Material:
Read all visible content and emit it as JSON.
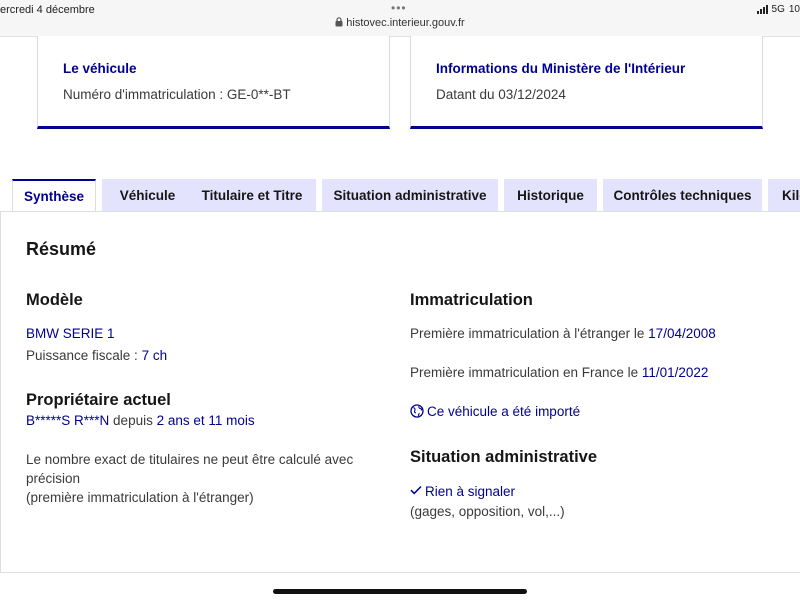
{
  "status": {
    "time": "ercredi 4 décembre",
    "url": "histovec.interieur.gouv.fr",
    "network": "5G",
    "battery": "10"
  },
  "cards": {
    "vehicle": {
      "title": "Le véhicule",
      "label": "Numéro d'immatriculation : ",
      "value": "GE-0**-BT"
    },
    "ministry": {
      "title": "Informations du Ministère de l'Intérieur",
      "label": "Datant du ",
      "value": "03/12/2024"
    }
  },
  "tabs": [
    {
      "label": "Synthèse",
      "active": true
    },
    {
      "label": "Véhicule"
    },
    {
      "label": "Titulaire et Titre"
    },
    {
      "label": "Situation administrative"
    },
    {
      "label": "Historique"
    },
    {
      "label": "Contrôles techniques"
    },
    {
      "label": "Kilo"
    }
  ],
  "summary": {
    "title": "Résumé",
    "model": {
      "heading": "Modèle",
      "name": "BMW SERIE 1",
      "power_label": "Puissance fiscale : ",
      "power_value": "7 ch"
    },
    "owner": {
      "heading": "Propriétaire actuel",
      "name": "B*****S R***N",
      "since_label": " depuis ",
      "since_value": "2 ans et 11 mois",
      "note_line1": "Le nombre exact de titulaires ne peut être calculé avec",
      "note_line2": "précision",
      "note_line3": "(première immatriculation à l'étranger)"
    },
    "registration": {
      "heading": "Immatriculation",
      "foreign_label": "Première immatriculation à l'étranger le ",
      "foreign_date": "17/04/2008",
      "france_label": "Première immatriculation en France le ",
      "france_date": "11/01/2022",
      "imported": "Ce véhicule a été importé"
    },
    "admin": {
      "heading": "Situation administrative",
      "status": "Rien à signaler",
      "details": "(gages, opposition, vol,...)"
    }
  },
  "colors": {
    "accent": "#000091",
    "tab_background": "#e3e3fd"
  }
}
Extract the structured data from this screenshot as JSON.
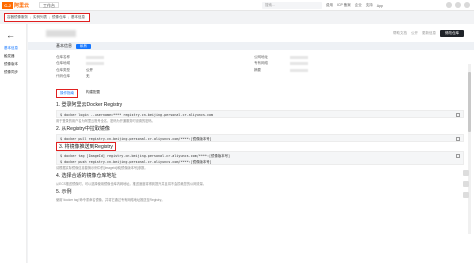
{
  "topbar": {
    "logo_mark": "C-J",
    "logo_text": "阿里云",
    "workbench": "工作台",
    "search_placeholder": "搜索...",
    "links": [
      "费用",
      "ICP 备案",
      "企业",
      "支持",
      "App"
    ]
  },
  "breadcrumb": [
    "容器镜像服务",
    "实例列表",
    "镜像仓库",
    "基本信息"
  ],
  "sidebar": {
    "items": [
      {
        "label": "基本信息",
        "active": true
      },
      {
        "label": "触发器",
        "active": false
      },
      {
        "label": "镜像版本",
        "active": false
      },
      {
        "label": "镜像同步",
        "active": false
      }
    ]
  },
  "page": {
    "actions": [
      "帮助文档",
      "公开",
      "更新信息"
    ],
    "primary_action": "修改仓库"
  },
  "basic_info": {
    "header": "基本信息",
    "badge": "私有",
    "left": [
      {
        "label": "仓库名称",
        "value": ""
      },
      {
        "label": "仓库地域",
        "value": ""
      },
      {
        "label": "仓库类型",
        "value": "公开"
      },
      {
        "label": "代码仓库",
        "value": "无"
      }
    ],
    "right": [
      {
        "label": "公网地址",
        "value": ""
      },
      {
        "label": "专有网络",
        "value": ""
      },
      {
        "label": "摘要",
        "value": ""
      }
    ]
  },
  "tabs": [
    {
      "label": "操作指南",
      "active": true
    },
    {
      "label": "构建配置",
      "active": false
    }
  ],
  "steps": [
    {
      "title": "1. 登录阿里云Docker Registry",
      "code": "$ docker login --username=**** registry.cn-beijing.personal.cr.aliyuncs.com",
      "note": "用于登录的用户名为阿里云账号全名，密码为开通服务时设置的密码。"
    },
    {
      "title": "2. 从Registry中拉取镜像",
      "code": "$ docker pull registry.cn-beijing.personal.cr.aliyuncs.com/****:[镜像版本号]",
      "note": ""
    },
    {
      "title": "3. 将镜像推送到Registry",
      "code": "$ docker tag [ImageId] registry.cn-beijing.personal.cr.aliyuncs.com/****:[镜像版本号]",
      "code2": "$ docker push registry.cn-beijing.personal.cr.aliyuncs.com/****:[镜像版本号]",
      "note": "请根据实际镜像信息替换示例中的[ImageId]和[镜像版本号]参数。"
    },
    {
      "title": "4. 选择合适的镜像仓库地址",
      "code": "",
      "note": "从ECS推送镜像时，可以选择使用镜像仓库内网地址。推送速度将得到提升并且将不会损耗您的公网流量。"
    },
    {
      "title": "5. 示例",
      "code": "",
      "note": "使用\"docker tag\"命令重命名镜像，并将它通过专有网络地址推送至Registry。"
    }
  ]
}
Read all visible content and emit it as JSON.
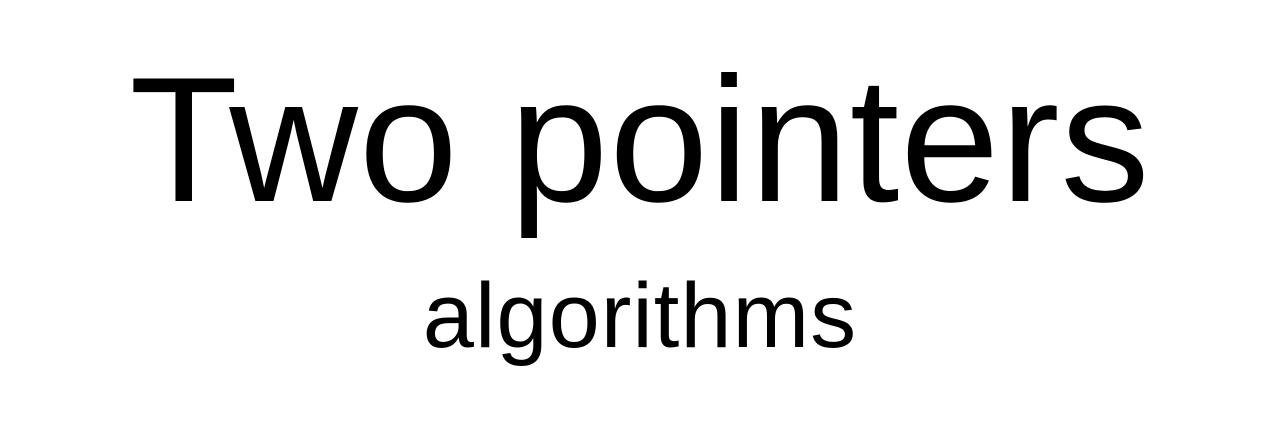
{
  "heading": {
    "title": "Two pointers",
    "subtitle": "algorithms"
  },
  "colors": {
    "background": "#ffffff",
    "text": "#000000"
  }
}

...

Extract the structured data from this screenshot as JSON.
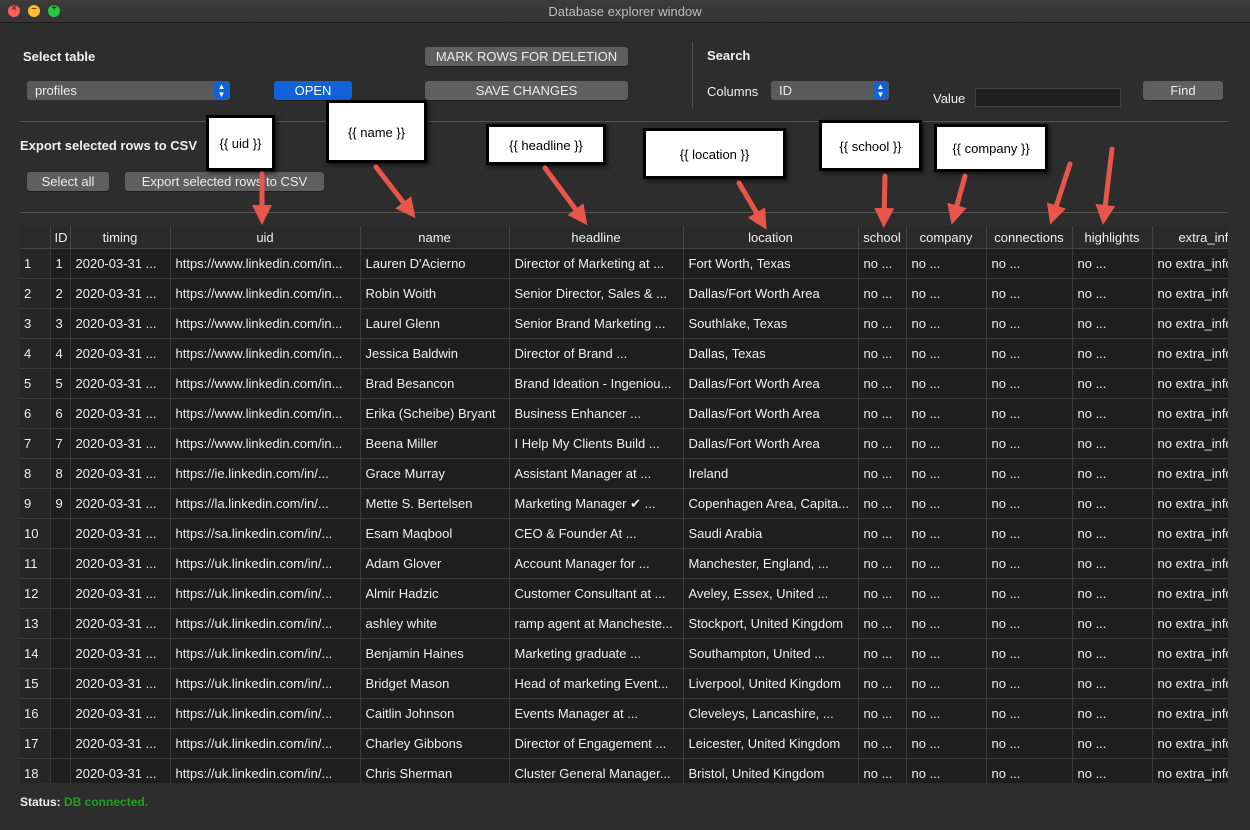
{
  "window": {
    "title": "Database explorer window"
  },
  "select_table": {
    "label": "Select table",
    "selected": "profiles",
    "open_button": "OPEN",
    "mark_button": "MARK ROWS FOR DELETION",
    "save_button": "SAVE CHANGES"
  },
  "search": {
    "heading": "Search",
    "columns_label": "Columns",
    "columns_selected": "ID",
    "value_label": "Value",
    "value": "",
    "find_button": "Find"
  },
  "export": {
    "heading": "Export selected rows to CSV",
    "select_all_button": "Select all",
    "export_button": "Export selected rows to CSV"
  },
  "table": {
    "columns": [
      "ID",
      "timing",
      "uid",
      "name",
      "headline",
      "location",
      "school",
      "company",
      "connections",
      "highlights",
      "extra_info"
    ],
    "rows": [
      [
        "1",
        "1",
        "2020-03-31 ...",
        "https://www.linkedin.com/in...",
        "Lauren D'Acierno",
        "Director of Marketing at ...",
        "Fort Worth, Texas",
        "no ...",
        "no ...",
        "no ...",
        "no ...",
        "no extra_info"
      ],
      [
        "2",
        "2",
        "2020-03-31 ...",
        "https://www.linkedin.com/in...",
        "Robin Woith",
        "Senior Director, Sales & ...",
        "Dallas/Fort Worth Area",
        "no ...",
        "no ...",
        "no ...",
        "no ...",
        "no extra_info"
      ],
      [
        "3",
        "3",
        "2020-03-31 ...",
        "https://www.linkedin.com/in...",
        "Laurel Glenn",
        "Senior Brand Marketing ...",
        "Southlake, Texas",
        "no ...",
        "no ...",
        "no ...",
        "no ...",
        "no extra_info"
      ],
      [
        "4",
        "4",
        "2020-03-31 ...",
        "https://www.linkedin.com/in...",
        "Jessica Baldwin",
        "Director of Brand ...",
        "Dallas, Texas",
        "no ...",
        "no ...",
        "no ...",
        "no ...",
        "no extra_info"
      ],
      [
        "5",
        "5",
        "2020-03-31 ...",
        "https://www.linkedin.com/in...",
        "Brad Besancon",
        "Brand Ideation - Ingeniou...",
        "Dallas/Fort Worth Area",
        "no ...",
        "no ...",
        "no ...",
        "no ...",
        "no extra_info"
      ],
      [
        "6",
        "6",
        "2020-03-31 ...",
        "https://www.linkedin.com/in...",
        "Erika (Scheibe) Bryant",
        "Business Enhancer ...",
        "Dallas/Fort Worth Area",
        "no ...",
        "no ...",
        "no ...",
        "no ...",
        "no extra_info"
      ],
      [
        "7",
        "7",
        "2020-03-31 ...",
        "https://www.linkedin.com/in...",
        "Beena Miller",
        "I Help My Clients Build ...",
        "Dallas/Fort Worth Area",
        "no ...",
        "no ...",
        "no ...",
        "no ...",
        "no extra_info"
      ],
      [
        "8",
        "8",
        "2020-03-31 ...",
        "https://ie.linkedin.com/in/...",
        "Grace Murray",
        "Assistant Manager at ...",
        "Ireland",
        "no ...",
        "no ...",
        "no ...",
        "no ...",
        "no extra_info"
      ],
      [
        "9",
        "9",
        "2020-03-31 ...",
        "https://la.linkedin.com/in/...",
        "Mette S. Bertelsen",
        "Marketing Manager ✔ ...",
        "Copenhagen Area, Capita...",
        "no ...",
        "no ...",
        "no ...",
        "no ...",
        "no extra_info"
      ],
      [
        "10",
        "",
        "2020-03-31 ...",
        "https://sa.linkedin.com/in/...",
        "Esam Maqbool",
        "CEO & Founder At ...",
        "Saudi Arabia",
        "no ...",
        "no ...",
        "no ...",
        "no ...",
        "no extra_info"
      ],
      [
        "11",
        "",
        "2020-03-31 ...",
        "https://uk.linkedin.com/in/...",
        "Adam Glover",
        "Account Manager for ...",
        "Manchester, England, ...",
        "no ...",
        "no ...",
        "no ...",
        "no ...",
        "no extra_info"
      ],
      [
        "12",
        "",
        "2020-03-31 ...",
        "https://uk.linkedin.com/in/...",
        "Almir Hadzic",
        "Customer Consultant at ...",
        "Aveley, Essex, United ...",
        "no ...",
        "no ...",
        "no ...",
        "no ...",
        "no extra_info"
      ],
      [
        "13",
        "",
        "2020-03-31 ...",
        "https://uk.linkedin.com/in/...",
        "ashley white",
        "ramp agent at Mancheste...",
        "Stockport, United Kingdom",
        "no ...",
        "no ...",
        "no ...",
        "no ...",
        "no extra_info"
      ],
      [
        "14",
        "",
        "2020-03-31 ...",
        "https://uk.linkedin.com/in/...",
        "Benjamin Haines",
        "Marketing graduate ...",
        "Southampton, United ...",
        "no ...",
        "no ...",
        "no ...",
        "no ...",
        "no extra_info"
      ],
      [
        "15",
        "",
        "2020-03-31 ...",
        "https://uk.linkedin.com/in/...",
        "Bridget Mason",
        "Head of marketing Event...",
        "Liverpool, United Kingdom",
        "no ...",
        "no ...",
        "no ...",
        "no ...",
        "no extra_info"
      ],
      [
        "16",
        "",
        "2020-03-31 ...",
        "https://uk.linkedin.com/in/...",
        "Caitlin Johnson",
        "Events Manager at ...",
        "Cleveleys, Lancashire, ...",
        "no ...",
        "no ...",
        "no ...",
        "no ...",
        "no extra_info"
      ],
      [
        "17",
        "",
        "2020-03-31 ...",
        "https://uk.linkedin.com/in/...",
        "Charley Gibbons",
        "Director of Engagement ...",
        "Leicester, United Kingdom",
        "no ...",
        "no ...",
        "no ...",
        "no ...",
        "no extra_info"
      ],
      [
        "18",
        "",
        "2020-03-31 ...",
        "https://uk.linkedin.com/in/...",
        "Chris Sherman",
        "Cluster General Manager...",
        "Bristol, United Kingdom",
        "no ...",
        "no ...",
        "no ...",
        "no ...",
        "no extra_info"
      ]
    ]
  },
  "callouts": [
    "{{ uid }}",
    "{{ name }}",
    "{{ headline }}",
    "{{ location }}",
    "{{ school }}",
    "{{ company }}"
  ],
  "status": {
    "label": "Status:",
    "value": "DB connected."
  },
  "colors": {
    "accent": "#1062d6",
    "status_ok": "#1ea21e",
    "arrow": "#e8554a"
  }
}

--

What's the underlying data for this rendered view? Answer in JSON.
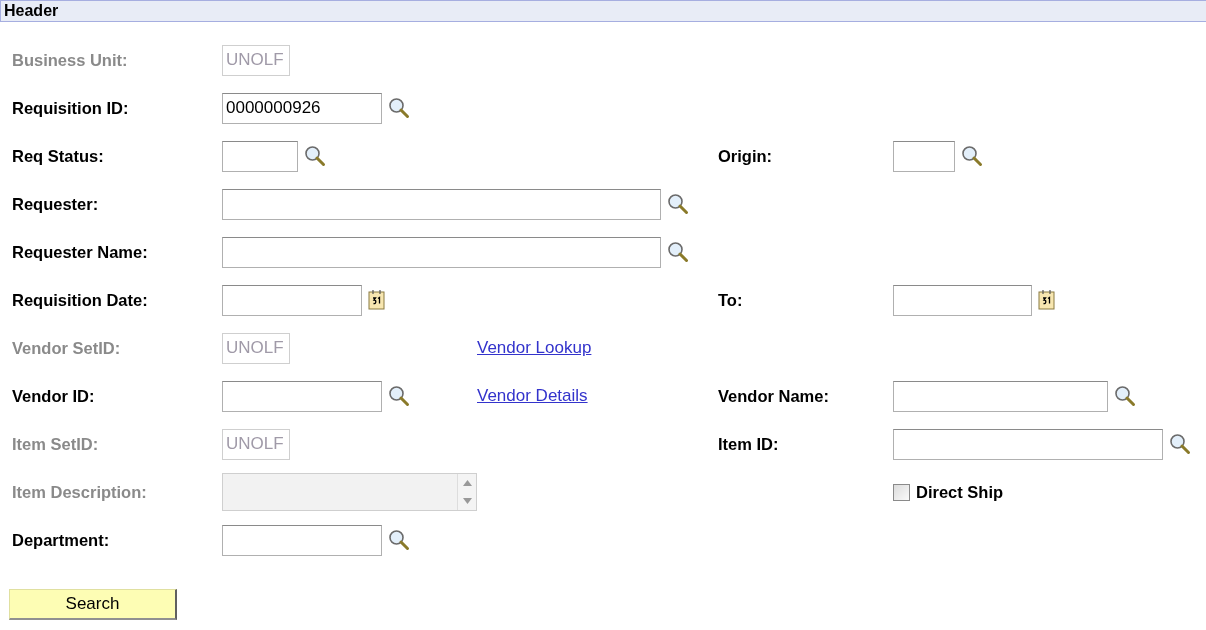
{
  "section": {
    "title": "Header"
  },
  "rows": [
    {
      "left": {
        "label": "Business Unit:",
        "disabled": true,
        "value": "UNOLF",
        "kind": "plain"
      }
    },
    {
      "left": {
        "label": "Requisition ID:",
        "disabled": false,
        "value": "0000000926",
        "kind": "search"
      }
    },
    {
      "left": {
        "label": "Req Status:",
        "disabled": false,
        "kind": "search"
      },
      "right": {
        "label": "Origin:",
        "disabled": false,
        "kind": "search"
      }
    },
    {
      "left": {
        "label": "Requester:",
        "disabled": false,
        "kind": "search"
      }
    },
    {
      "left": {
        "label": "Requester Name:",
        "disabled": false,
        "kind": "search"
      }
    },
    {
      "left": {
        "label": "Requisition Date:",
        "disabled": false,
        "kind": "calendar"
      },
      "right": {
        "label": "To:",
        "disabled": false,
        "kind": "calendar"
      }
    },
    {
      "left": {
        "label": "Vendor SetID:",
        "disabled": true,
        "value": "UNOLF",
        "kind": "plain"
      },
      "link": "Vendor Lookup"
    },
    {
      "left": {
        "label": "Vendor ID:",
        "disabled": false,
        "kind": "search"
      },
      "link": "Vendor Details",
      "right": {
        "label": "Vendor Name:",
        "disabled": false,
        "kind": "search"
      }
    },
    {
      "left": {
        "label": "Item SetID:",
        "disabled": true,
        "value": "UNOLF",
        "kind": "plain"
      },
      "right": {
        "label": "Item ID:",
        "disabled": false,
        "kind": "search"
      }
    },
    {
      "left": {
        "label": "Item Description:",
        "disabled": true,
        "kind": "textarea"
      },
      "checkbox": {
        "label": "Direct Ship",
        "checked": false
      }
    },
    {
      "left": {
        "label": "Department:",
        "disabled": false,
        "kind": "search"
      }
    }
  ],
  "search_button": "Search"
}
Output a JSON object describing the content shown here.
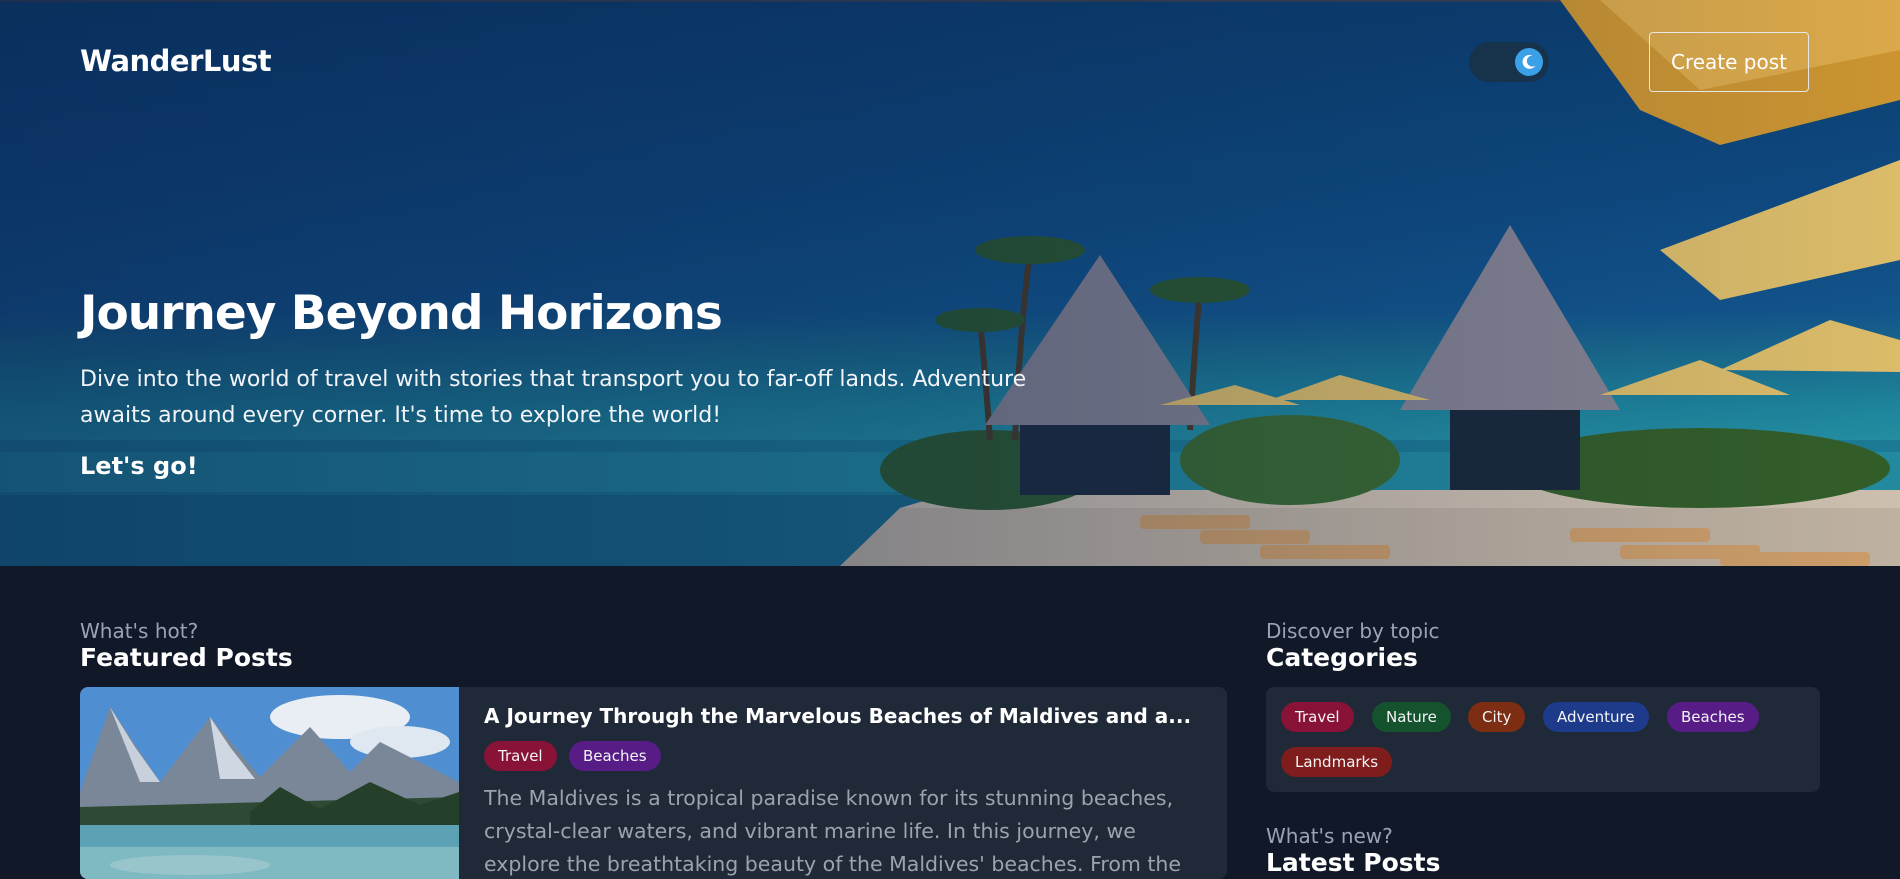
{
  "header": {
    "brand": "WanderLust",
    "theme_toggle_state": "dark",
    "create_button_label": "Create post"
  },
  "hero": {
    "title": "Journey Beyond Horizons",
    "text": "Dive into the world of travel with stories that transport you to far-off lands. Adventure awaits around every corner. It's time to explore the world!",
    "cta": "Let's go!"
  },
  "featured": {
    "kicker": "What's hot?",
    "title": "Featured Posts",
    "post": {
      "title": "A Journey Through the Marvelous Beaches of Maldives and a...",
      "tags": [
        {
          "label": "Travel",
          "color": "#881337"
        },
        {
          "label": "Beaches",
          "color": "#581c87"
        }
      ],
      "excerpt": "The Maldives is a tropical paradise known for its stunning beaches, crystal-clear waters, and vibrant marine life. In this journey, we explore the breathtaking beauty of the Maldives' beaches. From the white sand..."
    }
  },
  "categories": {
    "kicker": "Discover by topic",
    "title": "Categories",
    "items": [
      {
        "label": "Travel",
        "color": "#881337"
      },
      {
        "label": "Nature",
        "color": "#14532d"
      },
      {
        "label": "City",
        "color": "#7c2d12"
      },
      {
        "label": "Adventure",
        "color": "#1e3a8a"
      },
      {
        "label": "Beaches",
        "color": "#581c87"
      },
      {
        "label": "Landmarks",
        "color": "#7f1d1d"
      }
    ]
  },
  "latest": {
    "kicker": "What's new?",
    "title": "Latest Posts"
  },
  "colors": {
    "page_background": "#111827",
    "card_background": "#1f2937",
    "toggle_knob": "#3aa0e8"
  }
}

Prompt:
Show every line from the listing above in which the string "kicker" appears.

Response for this exercise:
    "kicker": "What's hot?",
    "kicker": "Discover by topic",
    "kicker": "What's new?",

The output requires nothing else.